[start DATA RECORDS]

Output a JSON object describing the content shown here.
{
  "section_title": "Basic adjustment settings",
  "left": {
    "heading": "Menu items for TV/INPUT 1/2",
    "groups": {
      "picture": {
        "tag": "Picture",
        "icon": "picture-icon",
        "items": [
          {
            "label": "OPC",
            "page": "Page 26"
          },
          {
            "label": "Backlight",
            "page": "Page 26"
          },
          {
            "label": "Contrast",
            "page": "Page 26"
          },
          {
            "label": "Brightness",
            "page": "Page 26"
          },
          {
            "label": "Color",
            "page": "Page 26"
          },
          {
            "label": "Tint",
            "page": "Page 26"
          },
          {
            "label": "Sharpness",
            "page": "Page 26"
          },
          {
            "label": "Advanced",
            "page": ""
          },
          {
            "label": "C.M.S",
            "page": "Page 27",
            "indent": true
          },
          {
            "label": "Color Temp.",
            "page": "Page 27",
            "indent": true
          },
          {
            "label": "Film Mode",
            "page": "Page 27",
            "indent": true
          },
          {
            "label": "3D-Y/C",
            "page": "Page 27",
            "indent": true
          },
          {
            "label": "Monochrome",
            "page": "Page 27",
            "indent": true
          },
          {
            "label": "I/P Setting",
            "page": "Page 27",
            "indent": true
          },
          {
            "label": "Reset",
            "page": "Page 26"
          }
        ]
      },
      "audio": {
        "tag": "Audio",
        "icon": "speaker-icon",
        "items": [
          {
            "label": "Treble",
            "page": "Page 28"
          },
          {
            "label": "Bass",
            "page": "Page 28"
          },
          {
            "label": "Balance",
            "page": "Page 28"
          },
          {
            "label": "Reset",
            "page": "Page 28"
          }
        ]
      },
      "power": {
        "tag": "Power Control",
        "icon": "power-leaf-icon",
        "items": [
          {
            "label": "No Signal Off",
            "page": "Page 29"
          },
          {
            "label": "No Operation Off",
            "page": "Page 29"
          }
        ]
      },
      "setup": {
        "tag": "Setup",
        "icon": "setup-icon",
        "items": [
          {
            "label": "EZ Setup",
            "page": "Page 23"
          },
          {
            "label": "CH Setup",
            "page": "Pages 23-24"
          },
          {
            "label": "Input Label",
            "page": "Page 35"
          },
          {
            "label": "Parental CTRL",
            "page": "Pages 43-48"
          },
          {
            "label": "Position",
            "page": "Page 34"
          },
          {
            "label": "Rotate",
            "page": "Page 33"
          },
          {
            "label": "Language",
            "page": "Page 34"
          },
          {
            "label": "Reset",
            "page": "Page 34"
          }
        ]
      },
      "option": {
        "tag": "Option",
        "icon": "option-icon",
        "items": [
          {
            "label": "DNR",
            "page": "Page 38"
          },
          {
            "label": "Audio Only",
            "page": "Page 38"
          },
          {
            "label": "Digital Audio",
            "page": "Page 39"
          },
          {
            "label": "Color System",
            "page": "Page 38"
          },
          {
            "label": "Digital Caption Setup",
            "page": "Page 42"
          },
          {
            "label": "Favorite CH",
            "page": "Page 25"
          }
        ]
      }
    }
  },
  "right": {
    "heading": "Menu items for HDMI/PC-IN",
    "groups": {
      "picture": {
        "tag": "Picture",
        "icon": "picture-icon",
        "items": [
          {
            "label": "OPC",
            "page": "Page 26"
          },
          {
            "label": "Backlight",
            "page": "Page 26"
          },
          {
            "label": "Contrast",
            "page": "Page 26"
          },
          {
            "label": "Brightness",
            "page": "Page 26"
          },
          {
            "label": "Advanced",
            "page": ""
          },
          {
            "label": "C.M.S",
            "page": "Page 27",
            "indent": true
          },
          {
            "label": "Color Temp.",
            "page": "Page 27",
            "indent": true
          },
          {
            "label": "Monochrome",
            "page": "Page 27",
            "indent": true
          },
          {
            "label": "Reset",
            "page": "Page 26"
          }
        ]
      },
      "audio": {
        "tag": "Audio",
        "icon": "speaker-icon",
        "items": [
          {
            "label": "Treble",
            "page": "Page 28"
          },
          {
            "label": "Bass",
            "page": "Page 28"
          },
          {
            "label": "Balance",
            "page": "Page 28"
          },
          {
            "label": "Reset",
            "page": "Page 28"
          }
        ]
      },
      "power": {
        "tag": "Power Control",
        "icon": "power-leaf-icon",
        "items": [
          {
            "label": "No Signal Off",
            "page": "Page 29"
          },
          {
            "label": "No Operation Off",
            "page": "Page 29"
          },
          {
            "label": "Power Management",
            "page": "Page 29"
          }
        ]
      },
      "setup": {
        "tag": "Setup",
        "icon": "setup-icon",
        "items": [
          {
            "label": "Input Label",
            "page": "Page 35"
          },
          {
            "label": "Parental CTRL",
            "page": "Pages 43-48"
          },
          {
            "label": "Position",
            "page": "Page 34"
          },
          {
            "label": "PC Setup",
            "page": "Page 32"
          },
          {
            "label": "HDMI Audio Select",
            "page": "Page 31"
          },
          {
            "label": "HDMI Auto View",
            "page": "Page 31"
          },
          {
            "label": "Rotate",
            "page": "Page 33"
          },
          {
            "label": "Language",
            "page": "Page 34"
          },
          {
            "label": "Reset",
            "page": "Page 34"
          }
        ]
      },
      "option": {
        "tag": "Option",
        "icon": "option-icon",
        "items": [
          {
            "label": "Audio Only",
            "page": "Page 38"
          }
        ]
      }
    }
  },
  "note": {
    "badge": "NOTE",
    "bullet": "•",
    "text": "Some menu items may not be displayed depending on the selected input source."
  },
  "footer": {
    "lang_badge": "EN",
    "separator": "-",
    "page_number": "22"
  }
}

[end DATA RECORDS]

● **STATED GOAL**
Reproduce the material above without altering a single character.

● **RESULT OF THE EXERCISE**
Output a JSON object describing the content shown here.
{
  "section_title": "Basic adjustment settings",
  "left": {
    "heading": "Menu items for TV/INPUT 1/2",
    "groups": {
      "picture": {
        "tag": "Picture",
        "icon": "picture-icon",
        "items": [
          {
            "label": "OPC",
            "page": "Page 26"
          },
          {
            "label": "Backlight",
            "page": "Page 26"
          },
          {
            "label": "Contrast",
            "page": "Page 26"
          },
          {
            "label": "Brightness",
            "page": "Page 26"
          },
          {
            "label": "Color",
            "page": "Page 26"
          },
          {
            "label": "Tint",
            "page": "Page 26"
          },
          {
            "label": "Sharpness",
            "page": "Page 26"
          },
          {
            "label": "Advanced",
            "page": ""
          },
          {
            "label": "C.M.S",
            "page": "Page 27",
            "indent": true
          },
          {
            "label": "Color Temp.",
            "page": "Page 27",
            "indent": true
          },
          {
            "label": "Film Mode",
            "page": "Page 27",
            "indent": true
          },
          {
            "label": "3D-Y/C",
            "page": "Page 27",
            "indent": true
          },
          {
            "label": "Monochrome",
            "page": "Page 27",
            "indent": true
          },
          {
            "label": "I/P Setting",
            "page": "Page 27",
            "indent": true
          },
          {
            "label": "Reset",
            "page": "Page 26"
          }
        ]
      },
      "audio": {
        "tag": "Audio",
        "icon": "speaker-icon",
        "items": [
          {
            "label": "Treble",
            "page": "Page 28"
          },
          {
            "label": "Bass",
            "page": "Page 28"
          },
          {
            "label": "Balance",
            "page": "Page 28"
          },
          {
            "label": "Reset",
            "page": "Page 28"
          }
        ]
      },
      "power": {
        "tag": "Power Control",
        "icon": "power-leaf-icon",
        "items": [
          {
            "label": "No Signal Off",
            "page": "Page 29"
          },
          {
            "label": "No Operation Off",
            "page": "Page 29"
          }
        ]
      },
      "setup": {
        "tag": "Setup",
        "icon": "setup-icon",
        "items": [
          {
            "label": "EZ Setup",
            "page": "Page 23"
          },
          {
            "label": "CH Setup",
            "page": "Pages 23-24"
          },
          {
            "label": "Input Label",
            "page": "Page 35"
          },
          {
            "label": "Parental CTRL",
            "page": "Pages 43-48"
          },
          {
            "label": "Position",
            "page": "Page 34"
          },
          {
            "label": "Rotate",
            "page": "Page 33"
          },
          {
            "label": "Language",
            "page": "Page 34"
          },
          {
            "label": "Reset",
            "page": "Page 34"
          }
        ]
      },
      "option": {
        "tag": "Option",
        "icon": "option-icon",
        "items": [
          {
            "label": "DNR",
            "page": "Page 38"
          },
          {
            "label": "Audio Only",
            "page": "Page 38"
          },
          {
            "label": "Digital Audio",
            "page": "Page 39"
          },
          {
            "label": "Color System",
            "page": "Page 38"
          },
          {
            "label": "Digital Caption Setup",
            "page": "Page 42"
          },
          {
            "label": "Favorite CH",
            "page": "Page 25"
          }
        ]
      }
    }
  },
  "right": {
    "heading": "Menu items for HDMI/PC-IN",
    "groups": {
      "picture": {
        "tag": "Picture",
        "icon": "picture-icon",
        "items": [
          {
            "label": "OPC",
            "page": "Page 26"
          },
          {
            "label": "Backlight",
            "page": "Page 26"
          },
          {
            "label": "Contrast",
            "page": "Page 26"
          },
          {
            "label": "Brightness",
            "page": "Page 26"
          },
          {
            "label": "Advanced",
            "page": ""
          },
          {
            "label": "C.M.S",
            "page": "Page 27",
            "indent": true
          },
          {
            "label": "Color Temp.",
            "page": "Page 27",
            "indent": true
          },
          {
            "label": "Monochrome",
            "page": "Page 27",
            "indent": true
          },
          {
            "label": "Reset",
            "page": "Page 26"
          }
        ]
      },
      "audio": {
        "tag": "Audio",
        "icon": "speaker-icon",
        "items": [
          {
            "label": "Treble",
            "page": "Page 28"
          },
          {
            "label": "Bass",
            "page": "Page 28"
          },
          {
            "label": "Balance",
            "page": "Page 28"
          },
          {
            "label": "Reset",
            "page": "Page 28"
          }
        ]
      },
      "power": {
        "tag": "Power Control",
        "icon": "power-leaf-icon",
        "items": [
          {
            "label": "No Signal Off",
            "page": "Page 29"
          },
          {
            "label": "No Operation Off",
            "page": "Page 29"
          },
          {
            "label": "Power Management",
            "page": "Page 29"
          }
        ]
      },
      "setup": {
        "tag": "Setup",
        "icon": "setup-icon",
        "items": [
          {
            "label": "Input Label",
            "page": "Page 35"
          },
          {
            "label": "Parental CTRL",
            "page": "Pages 43-48"
          },
          {
            "label": "Position",
            "page": "Page 34"
          },
          {
            "label": "PC Setup",
            "page": "Page 32"
          },
          {
            "label": "HDMI Audio Select",
            "page": "Page 31"
          },
          {
            "label": "HDMI Auto View",
            "page": "Page 31"
          },
          {
            "label": "Rotate",
            "page": "Page 33"
          },
          {
            "label": "Language",
            "page": "Page 34"
          },
          {
            "label": "Reset",
            "page": "Page 34"
          }
        ]
      },
      "option": {
        "tag": "Option",
        "icon": "option-icon",
        "items": [
          {
            "label": "Audio Only",
            "page": "Page 38"
          }
        ]
      }
    }
  },
  "note": {
    "badge": "NOTE",
    "bullet": "•",
    "text": "Some menu items may not be displayed depending on the selected input source."
  },
  "footer": {
    "lang_badge": "EN",
    "separator": "-",
    "page_number": "22"
  }
}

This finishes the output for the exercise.